┌─ INPUT
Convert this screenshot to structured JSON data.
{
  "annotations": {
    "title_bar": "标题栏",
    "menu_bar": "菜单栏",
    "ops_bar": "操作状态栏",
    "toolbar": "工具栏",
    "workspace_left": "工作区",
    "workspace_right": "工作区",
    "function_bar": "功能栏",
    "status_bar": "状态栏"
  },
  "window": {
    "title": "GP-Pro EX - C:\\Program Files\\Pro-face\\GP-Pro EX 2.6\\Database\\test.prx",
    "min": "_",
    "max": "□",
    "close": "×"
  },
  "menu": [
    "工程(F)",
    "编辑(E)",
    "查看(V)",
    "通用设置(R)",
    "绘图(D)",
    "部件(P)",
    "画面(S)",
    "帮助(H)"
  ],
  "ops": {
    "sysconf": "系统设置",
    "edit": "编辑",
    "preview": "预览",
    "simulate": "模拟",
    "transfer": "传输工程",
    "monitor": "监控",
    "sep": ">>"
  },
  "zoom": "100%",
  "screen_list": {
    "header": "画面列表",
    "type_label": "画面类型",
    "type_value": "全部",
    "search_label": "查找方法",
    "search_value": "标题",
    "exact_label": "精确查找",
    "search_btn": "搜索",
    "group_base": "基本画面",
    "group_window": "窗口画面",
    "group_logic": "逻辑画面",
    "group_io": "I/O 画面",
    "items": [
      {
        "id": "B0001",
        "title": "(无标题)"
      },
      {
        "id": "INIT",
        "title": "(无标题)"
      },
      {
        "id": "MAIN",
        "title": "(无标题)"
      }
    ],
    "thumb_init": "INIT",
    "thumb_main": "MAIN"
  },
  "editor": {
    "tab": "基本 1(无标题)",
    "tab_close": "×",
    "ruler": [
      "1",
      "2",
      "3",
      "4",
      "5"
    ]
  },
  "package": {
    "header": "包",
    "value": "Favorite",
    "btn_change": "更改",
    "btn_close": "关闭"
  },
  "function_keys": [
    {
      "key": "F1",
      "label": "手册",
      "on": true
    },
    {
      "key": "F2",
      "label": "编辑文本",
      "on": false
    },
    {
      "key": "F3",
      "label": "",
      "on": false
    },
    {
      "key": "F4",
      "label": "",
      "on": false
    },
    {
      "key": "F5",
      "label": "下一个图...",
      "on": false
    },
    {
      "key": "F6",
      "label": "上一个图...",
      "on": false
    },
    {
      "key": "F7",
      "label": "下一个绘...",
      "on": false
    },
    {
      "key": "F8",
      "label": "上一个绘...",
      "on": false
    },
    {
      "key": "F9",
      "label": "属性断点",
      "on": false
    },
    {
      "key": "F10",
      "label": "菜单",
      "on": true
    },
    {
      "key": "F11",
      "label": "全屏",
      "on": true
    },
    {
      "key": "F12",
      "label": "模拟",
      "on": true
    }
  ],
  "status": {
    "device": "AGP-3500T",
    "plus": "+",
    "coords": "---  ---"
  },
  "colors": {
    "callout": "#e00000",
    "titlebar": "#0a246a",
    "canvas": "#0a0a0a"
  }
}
└─
PROBLEM TO SOLVE ▸
Please reproduce the entire listing, exactly as shown.

OUTPUT FOR THIS EXERCISE ▸
Convert this screenshot to structured JSON data.
{
  "annotations": {
    "title_bar": "标题栏",
    "menu_bar": "菜单栏",
    "ops_bar": "操作状态栏",
    "toolbar": "工具栏",
    "workspace_left": "工作区",
    "workspace_right": "工作区",
    "function_bar": "功能栏",
    "status_bar": "状态栏"
  },
  "window": {
    "title": "GP-Pro EX - C:\\Program Files\\Pro-face\\GP-Pro EX 2.6\\Database\\test.prx",
    "min": "_",
    "max": "□",
    "close": "×"
  },
  "menu": [
    "工程(F)",
    "编辑(E)",
    "查看(V)",
    "通用设置(R)",
    "绘图(D)",
    "部件(P)",
    "画面(S)",
    "帮助(H)"
  ],
  "ops": {
    "sysconf": "系统设置",
    "edit": "编辑",
    "preview": "预览",
    "simulate": "模拟",
    "transfer": "传输工程",
    "monitor": "监控",
    "sep": ">>"
  },
  "zoom": "100%",
  "screen_list": {
    "header": "画面列表",
    "type_label": "画面类型",
    "type_value": "全部",
    "search_label": "查找方法",
    "search_value": "标题",
    "exact_label": "精确查找",
    "search_btn": "搜索",
    "group_base": "基本画面",
    "group_window": "窗口画面",
    "group_logic": "逻辑画面",
    "group_io": "I/O 画面",
    "items": [
      {
        "id": "B0001",
        "title": "(无标题)"
      },
      {
        "id": "INIT",
        "title": "(无标题)"
      },
      {
        "id": "MAIN",
        "title": "(无标题)"
      }
    ],
    "thumb_init": "INIT",
    "thumb_main": "MAIN"
  },
  "editor": {
    "tab": "基本 1(无标题)",
    "tab_close": "×",
    "ruler": [
      "1",
      "2",
      "3",
      "4",
      "5"
    ]
  },
  "package": {
    "header": "包",
    "value": "Favorite",
    "btn_change": "更改",
    "btn_close": "关闭"
  },
  "function_keys": [
    {
      "key": "F1",
      "label": "手册",
      "on": true
    },
    {
      "key": "F2",
      "label": "编辑文本",
      "on": false
    },
    {
      "key": "F3",
      "label": "",
      "on": false
    },
    {
      "key": "F4",
      "label": "",
      "on": false
    },
    {
      "key": "F5",
      "label": "下一个图...",
      "on": false
    },
    {
      "key": "F6",
      "label": "上一个图...",
      "on": false
    },
    {
      "key": "F7",
      "label": "下一个绘...",
      "on": false
    },
    {
      "key": "F8",
      "label": "上一个绘...",
      "on": false
    },
    {
      "key": "F9",
      "label": "属性断点",
      "on": false
    },
    {
      "key": "F10",
      "label": "菜单",
      "on": true
    },
    {
      "key": "F11",
      "label": "全屏",
      "on": true
    },
    {
      "key": "F12",
      "label": "模拟",
      "on": true
    }
  ],
  "status": {
    "device": "AGP-3500T",
    "plus": "+",
    "coords": "---  ---"
  },
  "colors": {
    "callout": "#e00000",
    "titlebar": "#0a246a",
    "canvas": "#0a0a0a"
  }
}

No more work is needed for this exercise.